======== EXERCISE MATERIAL

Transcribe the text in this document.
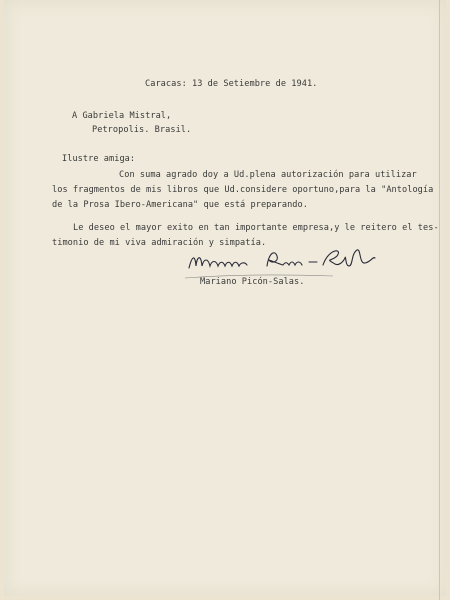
Caracas: 13 de Setiembre de 1941.
A Gabriela Mistral,
Petropolis. Brasil.
Ilustre amiga:
Con suma agrado doy a Ud.plena autorización para utilizar
los fragmentos de mis libros que Ud.considere oportuno,para la "Antología
de la Prosa Ibero-Americana" que está preparando.
Le deseo el mayor exito en tan importante empresa,y le reitero el tes-
timonio de mi viva admiración y simpatía.
Mariano Picón-Salas.
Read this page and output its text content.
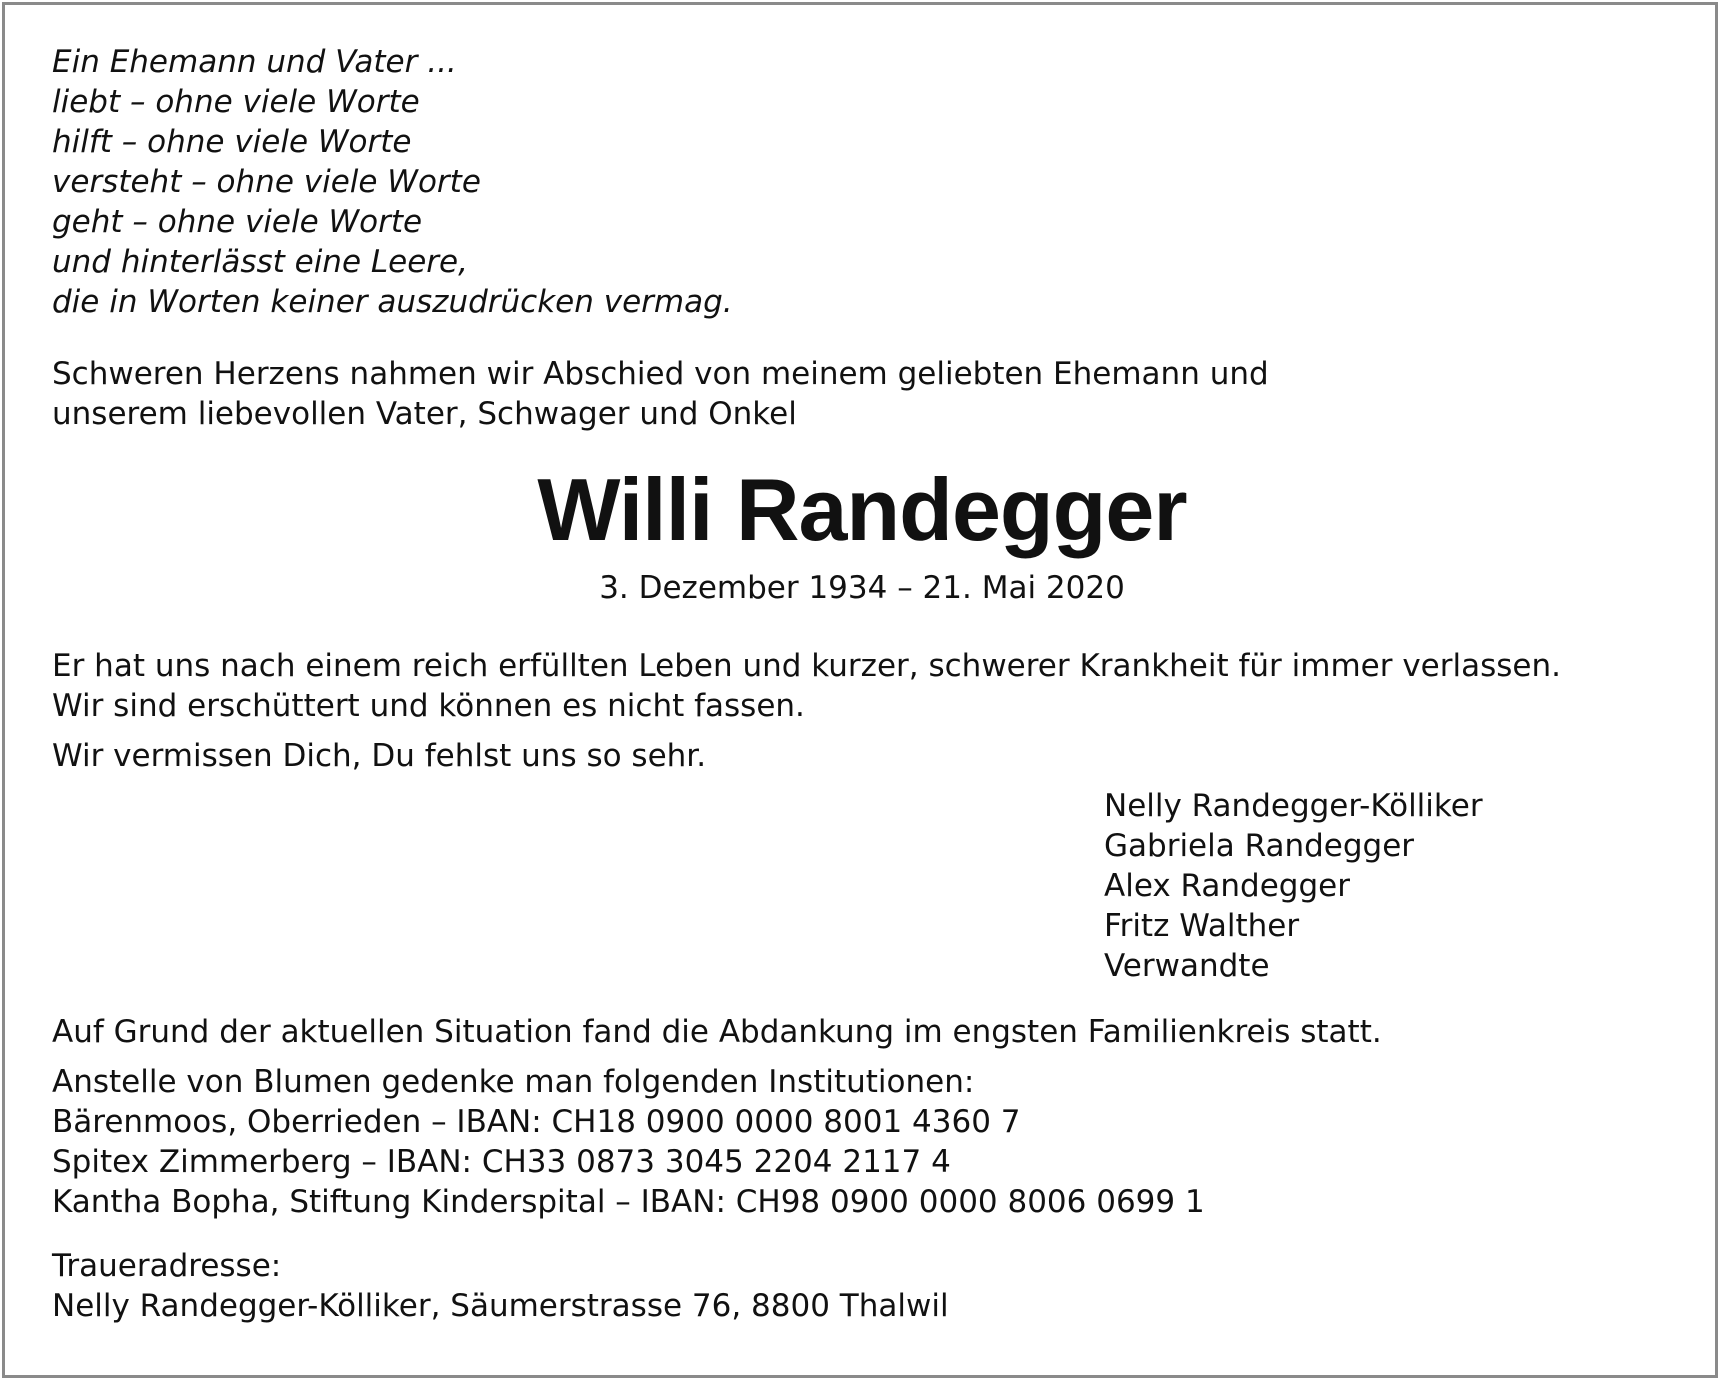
Ein Ehemann und Vater ...
liebt – ohne viele Worte
hilft – ohne viele Worte
versteht – ohne viele Worte
geht – ohne viele Worte
und hinterlässt eine Leere,
die in Worten keiner auszudrücken vermag.

Schweren Herzens nahmen wir Abschied von meinem geliebten Ehemann und
unserem liebevollen Vater, Schwager und Onkel

Willi Randegger

3. Dezember 1934 – 21. Mai 2020

Er hat uns nach einem reich erfüllten Leben und kurzer, schwerer Krankheit für immer verlassen.
Wir sind erschüttert und können es nicht fassen.

Wir vermissen Dich, Du fehlst uns so sehr.

Nelly Randegger-Kölliker
Gabriela Randegger
Alex Randegger
Fritz Walther
Verwandte

Auf Grund der aktuellen Situation fand die Abdankung im engsten Familienkreis statt.

Anstelle von Blumen gedenke man folgenden Institutionen:
Bärenmoos, Oberrieden – IBAN: CH18 0900 0000 8001 4360 7
Spitex Zimmerberg – IBAN: CH33 0873 3045 2204 2117 4
Kantha Bopha, Stiftung Kinderspital – IBAN: CH98 0900 0000 8006 0699 1

Traueradresse:
Nelly Randegger-Kölliker, Säumerstrasse 76, 8800 Thalwil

================

__AIM__:
Reply with the number of lines in the preceding entries that contain "Randegger", and no other words.

__RESPONSE TO THIS EXERCISE__:
5